Data items:

════════════════════

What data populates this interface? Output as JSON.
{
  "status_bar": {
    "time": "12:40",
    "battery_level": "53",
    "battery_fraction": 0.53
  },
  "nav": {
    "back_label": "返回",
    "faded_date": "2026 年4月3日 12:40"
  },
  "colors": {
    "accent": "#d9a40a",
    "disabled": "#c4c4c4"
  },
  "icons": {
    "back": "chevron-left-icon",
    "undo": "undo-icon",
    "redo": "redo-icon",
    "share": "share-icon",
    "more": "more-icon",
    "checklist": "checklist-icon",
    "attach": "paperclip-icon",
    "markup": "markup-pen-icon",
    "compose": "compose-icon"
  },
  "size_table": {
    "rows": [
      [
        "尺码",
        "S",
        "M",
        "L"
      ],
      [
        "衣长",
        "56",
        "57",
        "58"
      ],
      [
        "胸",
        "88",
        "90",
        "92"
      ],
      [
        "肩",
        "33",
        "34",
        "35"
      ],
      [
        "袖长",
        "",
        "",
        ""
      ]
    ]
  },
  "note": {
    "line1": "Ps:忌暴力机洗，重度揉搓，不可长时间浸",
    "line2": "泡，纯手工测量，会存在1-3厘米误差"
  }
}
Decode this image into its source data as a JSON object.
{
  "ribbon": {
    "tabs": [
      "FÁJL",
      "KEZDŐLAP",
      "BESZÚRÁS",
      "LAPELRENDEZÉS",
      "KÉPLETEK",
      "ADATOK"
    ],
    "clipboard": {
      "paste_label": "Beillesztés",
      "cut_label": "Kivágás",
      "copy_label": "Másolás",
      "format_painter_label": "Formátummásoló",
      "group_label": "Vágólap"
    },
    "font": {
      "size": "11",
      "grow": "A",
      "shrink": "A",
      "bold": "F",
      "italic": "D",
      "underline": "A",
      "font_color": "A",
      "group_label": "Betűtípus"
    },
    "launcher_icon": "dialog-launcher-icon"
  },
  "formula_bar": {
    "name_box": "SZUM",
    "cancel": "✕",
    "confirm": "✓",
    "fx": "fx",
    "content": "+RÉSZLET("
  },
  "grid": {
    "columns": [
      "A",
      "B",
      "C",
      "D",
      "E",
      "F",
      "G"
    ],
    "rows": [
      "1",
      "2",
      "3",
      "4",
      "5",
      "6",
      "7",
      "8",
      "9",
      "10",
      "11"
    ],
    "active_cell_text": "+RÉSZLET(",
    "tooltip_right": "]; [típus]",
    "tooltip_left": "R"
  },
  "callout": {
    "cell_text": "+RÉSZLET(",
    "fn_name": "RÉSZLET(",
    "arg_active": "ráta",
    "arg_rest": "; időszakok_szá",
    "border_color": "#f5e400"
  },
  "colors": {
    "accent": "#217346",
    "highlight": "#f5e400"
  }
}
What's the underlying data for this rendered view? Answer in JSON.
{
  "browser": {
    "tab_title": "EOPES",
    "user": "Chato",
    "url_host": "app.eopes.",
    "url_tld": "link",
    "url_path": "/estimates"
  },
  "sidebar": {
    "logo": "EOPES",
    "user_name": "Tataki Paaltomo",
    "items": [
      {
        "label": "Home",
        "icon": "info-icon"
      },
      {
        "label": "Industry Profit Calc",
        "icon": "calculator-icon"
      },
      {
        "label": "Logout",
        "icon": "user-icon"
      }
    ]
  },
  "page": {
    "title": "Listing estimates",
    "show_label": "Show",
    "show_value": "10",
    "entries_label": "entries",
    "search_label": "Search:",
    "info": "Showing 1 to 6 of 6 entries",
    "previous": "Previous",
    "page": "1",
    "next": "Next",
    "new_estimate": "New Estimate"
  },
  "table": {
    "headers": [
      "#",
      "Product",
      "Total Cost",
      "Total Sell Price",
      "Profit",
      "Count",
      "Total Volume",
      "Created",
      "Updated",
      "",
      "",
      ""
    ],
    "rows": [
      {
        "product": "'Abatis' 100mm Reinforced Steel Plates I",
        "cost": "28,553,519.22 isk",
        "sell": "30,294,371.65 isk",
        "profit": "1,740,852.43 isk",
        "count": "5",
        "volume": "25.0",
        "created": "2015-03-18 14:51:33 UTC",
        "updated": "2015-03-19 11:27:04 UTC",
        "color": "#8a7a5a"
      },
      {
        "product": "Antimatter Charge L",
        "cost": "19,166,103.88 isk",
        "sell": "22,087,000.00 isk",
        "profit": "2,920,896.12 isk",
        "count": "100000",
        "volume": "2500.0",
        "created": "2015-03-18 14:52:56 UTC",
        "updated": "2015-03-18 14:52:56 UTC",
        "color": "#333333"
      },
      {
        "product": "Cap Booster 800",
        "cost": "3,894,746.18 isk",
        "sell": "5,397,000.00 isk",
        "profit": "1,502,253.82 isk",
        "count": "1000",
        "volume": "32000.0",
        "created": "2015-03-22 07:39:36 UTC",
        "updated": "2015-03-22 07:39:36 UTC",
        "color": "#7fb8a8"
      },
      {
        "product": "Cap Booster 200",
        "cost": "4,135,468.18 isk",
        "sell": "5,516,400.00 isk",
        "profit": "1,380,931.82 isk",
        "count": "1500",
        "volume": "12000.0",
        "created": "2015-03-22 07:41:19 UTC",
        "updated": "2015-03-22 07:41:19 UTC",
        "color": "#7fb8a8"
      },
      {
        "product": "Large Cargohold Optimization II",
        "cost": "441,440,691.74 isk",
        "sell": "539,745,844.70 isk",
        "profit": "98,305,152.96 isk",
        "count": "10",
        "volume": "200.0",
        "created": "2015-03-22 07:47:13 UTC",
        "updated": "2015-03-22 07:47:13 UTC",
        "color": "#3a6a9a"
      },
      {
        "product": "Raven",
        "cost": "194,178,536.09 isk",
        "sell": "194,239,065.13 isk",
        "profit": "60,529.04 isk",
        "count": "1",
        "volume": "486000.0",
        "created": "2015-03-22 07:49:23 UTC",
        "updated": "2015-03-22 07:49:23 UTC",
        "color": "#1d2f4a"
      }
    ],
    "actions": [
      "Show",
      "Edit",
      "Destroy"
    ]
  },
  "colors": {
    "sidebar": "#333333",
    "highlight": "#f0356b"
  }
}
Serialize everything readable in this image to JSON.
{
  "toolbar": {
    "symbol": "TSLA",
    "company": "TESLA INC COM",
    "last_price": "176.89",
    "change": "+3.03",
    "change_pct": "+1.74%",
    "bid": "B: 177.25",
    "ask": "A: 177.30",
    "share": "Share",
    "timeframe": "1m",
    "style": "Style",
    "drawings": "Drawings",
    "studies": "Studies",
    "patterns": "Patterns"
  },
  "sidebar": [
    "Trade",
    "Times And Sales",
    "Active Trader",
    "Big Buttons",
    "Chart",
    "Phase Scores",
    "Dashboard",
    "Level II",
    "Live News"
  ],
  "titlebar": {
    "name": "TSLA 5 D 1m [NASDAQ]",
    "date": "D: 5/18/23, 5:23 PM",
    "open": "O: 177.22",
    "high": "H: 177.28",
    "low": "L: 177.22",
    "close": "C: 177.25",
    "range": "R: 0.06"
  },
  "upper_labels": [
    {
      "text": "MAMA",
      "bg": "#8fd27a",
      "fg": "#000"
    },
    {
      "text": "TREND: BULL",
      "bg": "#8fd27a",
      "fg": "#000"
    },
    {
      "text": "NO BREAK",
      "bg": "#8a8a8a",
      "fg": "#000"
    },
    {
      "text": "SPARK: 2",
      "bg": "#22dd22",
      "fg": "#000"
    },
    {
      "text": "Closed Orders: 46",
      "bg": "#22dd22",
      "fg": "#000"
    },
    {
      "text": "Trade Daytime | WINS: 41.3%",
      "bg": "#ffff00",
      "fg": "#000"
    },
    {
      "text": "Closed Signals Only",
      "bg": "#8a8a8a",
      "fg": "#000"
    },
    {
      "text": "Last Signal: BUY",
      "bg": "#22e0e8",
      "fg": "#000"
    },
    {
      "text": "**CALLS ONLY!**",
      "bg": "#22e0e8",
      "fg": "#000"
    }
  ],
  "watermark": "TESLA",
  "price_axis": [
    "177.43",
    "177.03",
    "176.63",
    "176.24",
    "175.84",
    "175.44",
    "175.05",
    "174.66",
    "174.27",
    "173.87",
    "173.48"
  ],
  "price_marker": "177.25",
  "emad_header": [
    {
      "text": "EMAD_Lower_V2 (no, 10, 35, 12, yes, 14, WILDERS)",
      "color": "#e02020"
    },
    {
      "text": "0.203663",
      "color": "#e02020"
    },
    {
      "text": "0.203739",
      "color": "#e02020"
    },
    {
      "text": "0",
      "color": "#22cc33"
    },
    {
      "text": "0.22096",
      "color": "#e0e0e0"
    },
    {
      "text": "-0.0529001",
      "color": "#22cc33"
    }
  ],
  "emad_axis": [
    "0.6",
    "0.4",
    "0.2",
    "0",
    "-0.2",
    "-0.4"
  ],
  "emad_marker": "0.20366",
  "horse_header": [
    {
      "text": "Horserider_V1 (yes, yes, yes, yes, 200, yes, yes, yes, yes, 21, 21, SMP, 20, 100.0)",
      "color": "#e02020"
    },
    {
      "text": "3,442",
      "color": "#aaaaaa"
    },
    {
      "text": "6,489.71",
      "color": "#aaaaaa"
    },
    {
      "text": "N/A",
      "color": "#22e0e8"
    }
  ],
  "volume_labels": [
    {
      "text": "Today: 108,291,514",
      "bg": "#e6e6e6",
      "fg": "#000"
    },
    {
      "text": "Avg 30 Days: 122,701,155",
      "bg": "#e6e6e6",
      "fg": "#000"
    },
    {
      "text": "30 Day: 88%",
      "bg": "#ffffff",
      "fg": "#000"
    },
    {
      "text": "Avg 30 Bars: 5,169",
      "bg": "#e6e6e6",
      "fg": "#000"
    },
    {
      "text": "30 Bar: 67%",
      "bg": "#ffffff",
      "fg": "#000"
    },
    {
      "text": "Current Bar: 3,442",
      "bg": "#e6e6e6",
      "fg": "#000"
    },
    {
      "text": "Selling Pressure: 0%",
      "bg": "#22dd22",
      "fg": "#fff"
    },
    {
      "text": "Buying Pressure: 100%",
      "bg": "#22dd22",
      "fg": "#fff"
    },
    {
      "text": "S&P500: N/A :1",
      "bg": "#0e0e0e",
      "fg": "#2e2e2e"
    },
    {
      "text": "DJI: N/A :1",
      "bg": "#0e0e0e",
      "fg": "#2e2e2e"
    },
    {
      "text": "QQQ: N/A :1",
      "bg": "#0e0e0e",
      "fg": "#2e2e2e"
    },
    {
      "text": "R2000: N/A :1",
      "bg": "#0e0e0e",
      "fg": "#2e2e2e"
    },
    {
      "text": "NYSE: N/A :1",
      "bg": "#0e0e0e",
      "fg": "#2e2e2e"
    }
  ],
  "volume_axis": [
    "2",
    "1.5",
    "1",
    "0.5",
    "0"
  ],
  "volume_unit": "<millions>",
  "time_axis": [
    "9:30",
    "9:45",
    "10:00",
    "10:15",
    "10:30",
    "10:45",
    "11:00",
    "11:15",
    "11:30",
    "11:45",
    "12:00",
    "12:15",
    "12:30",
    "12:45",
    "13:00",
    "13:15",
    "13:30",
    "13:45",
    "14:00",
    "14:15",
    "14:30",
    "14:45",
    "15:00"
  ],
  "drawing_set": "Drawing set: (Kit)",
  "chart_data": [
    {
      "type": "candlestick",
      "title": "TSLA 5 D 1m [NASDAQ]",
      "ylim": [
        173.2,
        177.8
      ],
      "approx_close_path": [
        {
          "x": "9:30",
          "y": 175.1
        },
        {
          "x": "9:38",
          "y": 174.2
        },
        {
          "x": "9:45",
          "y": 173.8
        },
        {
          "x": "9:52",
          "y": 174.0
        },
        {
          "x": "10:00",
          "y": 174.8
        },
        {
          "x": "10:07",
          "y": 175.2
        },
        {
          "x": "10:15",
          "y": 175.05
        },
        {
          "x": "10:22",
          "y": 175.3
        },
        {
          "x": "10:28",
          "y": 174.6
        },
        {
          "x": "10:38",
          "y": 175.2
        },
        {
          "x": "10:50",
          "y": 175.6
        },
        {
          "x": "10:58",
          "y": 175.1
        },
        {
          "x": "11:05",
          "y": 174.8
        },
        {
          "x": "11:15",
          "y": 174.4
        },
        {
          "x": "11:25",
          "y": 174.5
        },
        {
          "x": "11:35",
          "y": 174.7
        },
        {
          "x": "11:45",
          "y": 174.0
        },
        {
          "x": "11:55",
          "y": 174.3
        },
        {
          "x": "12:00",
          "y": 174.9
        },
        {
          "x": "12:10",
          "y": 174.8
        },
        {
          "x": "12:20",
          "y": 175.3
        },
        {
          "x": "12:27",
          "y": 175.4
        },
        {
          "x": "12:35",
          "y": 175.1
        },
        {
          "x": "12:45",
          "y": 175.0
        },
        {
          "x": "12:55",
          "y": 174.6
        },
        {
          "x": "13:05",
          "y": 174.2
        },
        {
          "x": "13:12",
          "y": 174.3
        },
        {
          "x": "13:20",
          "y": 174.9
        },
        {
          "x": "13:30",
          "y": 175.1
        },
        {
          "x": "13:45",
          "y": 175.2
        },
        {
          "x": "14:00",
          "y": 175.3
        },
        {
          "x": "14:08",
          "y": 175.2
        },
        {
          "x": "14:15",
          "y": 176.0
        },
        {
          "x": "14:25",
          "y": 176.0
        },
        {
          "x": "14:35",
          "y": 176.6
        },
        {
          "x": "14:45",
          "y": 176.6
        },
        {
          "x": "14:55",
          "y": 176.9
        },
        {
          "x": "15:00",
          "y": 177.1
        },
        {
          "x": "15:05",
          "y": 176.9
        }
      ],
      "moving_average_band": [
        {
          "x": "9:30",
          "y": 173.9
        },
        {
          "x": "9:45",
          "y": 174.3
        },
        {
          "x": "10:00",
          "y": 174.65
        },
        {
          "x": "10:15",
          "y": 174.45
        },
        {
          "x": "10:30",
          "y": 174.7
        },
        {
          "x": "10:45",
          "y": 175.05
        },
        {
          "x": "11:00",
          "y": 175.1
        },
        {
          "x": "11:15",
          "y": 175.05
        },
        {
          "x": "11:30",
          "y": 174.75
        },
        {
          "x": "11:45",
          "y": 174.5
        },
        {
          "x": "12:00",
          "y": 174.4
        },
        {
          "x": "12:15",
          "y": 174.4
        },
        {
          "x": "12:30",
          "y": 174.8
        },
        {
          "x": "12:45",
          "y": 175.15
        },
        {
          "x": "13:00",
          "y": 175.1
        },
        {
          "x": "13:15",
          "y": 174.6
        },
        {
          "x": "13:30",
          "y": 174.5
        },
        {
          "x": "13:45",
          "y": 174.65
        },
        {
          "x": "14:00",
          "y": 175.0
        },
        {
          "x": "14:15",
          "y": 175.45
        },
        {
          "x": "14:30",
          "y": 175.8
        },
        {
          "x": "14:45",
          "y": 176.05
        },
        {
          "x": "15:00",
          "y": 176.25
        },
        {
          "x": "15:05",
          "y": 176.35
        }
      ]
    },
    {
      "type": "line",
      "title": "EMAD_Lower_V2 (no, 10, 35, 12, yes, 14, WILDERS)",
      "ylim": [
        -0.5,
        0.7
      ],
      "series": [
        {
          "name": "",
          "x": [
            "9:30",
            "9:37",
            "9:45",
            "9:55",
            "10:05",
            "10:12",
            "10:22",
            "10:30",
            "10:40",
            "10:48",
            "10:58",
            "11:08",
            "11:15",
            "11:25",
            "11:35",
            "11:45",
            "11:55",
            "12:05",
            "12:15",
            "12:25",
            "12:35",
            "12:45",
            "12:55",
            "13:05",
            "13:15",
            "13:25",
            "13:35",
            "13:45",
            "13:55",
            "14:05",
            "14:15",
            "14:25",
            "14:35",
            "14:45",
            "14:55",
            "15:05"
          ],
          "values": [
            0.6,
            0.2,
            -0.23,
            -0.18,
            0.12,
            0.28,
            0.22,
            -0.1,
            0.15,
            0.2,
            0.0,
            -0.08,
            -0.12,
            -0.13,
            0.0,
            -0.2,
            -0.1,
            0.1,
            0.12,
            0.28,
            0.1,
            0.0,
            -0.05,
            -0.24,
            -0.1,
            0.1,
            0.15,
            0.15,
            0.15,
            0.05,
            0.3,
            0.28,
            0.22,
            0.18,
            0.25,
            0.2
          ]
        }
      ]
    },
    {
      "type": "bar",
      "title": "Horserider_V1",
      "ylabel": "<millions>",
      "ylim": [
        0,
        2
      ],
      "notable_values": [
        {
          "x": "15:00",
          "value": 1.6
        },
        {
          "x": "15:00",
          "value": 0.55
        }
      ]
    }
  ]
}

════════════════════

• _Problem to work on_
Identify each line in the records above that contains the word "Pressure", and copy it out in full.

• _Solution to this task_
      "text": "Selling Pressure: 0%",
      "text": "Buying Pressure: 100%",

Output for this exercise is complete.